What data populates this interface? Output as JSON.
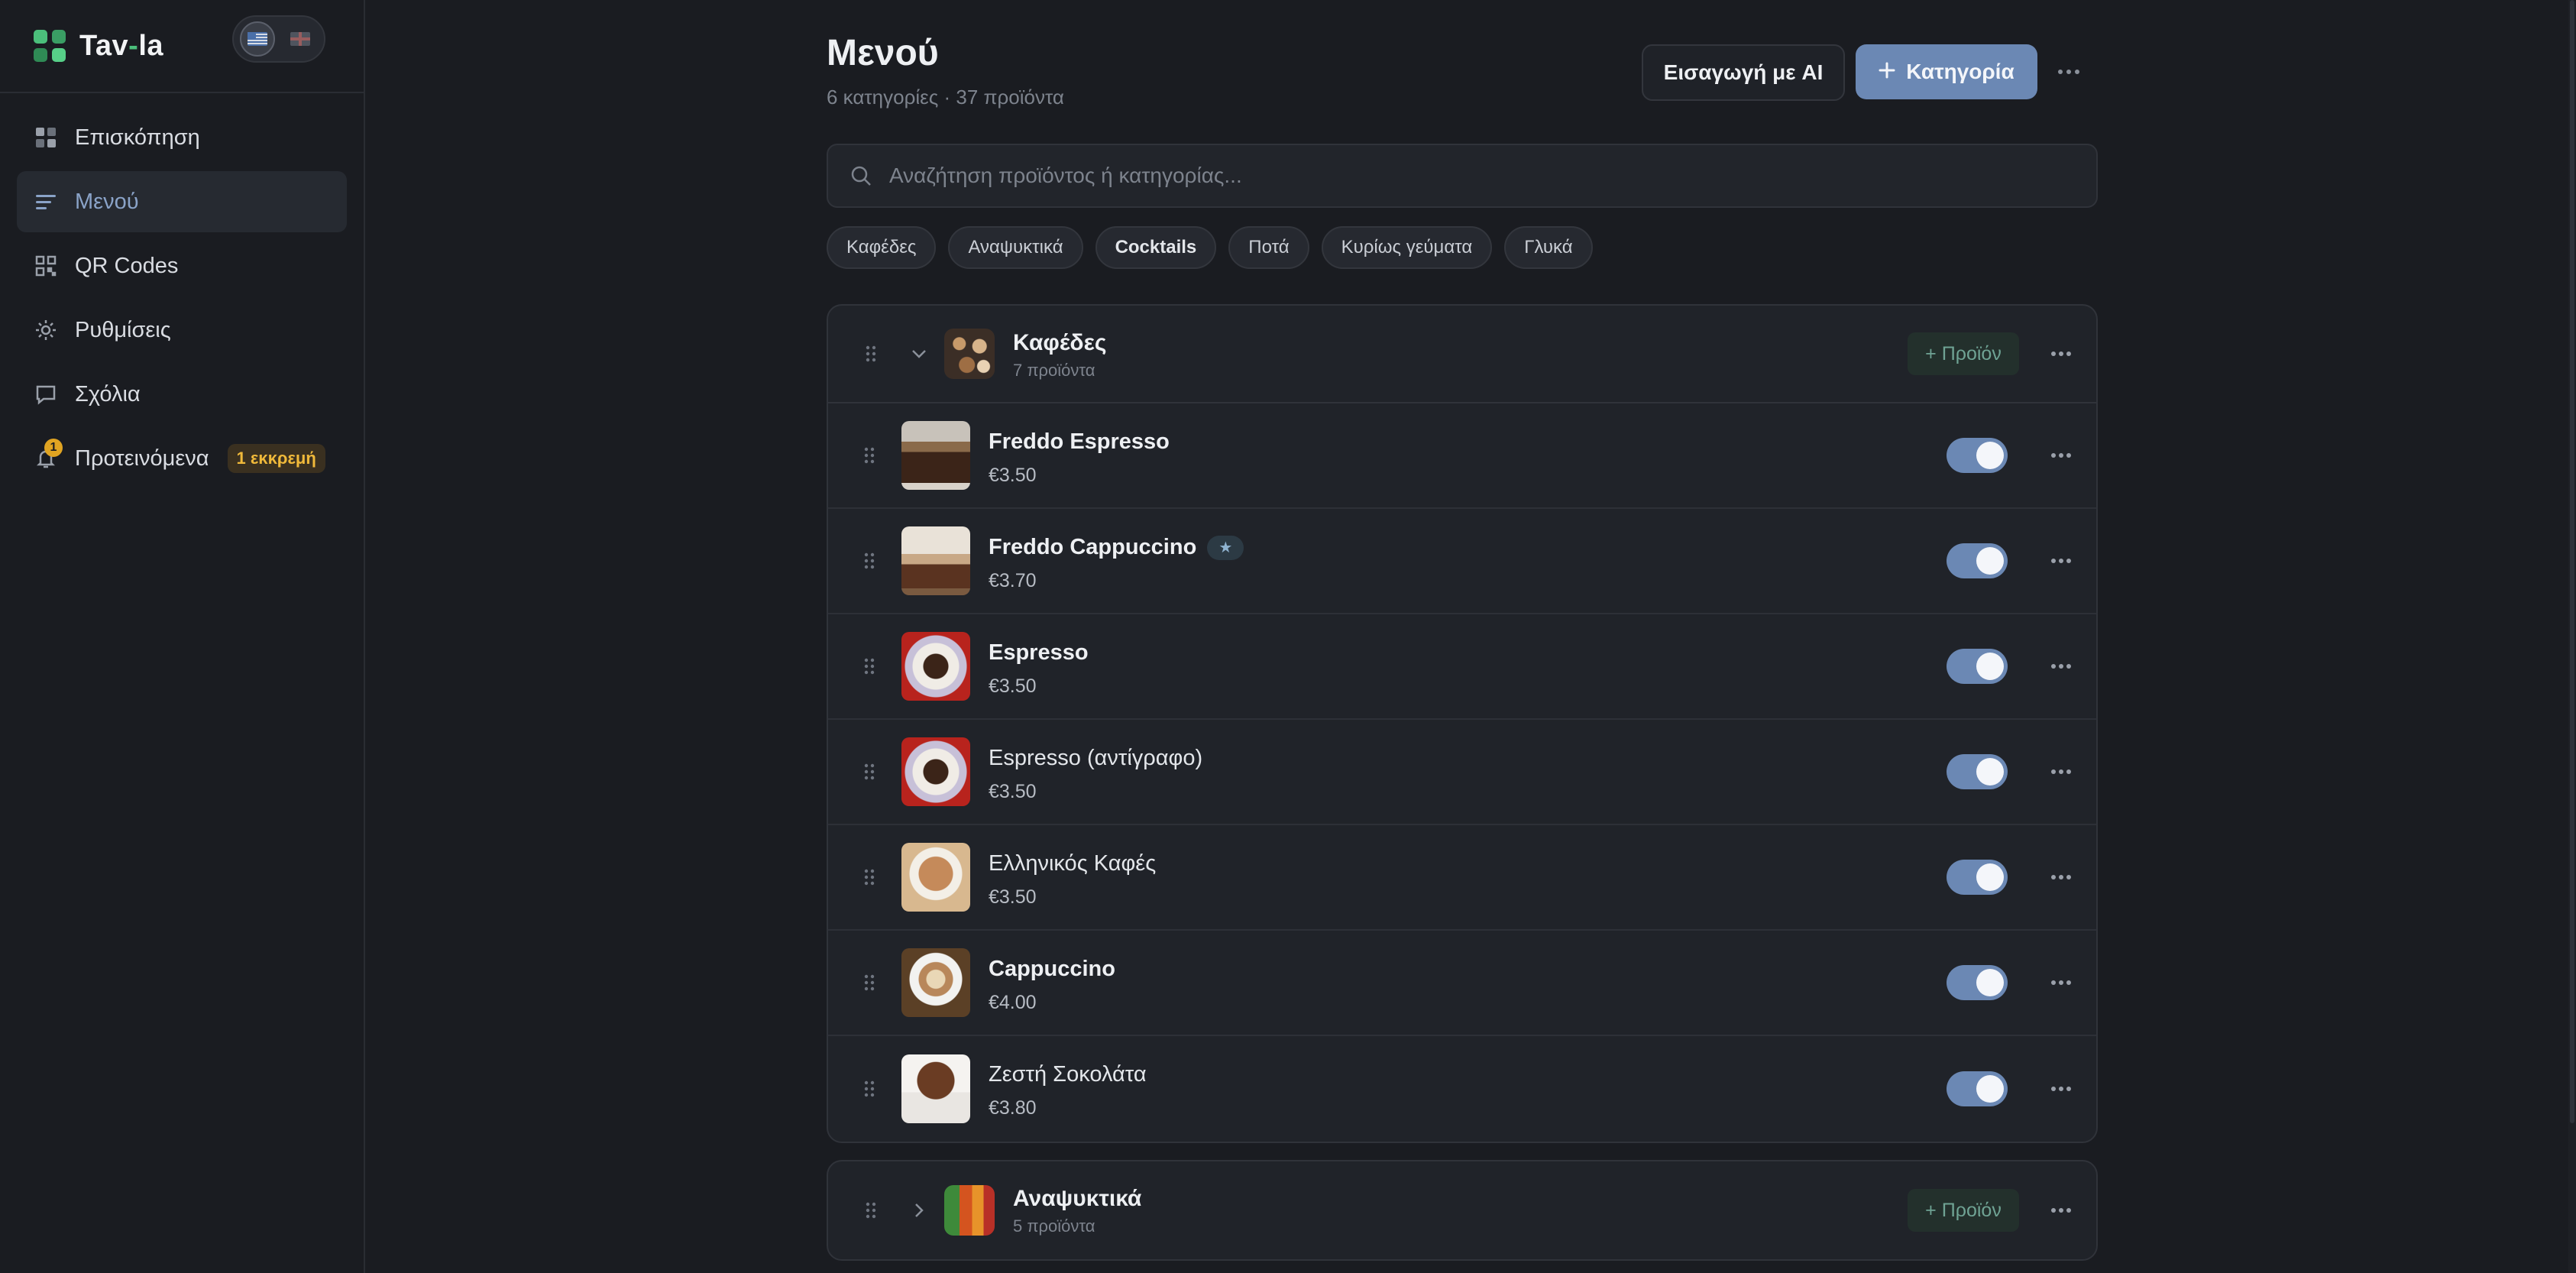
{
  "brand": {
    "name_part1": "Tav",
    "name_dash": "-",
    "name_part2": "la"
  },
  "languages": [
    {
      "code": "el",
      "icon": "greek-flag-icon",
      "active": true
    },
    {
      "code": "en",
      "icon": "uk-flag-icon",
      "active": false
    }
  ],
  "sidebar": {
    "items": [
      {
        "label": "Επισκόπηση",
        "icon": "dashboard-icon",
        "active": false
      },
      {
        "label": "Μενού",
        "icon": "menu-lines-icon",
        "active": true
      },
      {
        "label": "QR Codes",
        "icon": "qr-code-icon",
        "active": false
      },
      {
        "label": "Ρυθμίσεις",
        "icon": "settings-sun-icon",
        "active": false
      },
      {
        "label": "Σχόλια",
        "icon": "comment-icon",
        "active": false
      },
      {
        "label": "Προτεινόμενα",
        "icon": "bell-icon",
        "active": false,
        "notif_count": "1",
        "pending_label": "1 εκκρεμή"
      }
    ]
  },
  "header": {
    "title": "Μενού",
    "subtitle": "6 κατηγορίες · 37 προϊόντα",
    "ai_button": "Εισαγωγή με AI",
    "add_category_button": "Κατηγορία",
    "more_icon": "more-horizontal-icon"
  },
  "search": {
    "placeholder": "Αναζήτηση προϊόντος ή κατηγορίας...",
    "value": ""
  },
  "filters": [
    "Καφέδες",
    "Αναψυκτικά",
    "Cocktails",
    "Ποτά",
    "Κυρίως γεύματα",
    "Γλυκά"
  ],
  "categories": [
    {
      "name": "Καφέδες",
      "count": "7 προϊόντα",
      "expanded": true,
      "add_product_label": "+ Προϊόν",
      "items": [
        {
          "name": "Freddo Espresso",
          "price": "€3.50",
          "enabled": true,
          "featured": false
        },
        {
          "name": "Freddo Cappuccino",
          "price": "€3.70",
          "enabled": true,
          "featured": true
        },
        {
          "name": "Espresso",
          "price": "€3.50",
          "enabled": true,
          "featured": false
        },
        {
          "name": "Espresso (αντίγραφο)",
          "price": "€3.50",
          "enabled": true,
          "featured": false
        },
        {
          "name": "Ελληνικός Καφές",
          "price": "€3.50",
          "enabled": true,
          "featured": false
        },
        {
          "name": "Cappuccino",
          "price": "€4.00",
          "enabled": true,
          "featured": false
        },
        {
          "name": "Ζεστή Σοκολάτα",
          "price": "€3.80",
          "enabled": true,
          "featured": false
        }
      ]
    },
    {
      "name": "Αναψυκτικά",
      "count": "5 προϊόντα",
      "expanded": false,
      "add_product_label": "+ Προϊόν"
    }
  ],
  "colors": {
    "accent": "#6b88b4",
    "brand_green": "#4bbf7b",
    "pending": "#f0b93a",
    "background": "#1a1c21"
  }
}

:::

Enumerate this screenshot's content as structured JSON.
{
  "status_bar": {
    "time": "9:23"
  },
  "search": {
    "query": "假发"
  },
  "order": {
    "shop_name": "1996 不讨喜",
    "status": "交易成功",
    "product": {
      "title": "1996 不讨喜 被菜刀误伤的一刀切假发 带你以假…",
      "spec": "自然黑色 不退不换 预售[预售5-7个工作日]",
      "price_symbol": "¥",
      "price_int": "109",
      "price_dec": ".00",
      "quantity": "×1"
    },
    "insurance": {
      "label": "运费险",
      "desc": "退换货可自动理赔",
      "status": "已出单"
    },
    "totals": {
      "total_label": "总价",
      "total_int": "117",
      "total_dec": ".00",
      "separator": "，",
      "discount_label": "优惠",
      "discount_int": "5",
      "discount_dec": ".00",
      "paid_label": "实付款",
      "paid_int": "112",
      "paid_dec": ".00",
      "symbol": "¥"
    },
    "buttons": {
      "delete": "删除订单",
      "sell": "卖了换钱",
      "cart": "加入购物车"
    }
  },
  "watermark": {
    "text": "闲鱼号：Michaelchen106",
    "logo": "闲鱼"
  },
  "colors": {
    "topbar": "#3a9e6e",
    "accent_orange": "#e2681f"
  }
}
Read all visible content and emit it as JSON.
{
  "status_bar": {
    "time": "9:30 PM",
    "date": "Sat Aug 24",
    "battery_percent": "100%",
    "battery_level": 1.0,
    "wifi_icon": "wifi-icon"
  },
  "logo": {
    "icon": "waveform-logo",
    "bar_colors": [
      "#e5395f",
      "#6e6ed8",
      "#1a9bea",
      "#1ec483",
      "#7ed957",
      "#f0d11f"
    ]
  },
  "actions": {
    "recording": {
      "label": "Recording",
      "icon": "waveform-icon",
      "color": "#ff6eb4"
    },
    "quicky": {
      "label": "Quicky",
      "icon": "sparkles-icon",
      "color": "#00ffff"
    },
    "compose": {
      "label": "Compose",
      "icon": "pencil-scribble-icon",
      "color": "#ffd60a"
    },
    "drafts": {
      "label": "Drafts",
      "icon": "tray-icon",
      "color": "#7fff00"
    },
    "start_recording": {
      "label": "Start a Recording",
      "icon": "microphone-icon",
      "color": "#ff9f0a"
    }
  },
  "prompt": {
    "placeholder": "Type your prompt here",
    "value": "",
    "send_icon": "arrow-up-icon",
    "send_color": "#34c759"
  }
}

:::

§ **REQUIRED WORK**
Using the listing above, show each line holding the string "προϊόντα".

§ **THE REPLY**
    "subtitle": "6 κατηγορίες · 37 προϊόντα",
      "count": "7 προϊόντα",
      "count": "5 προϊόντα",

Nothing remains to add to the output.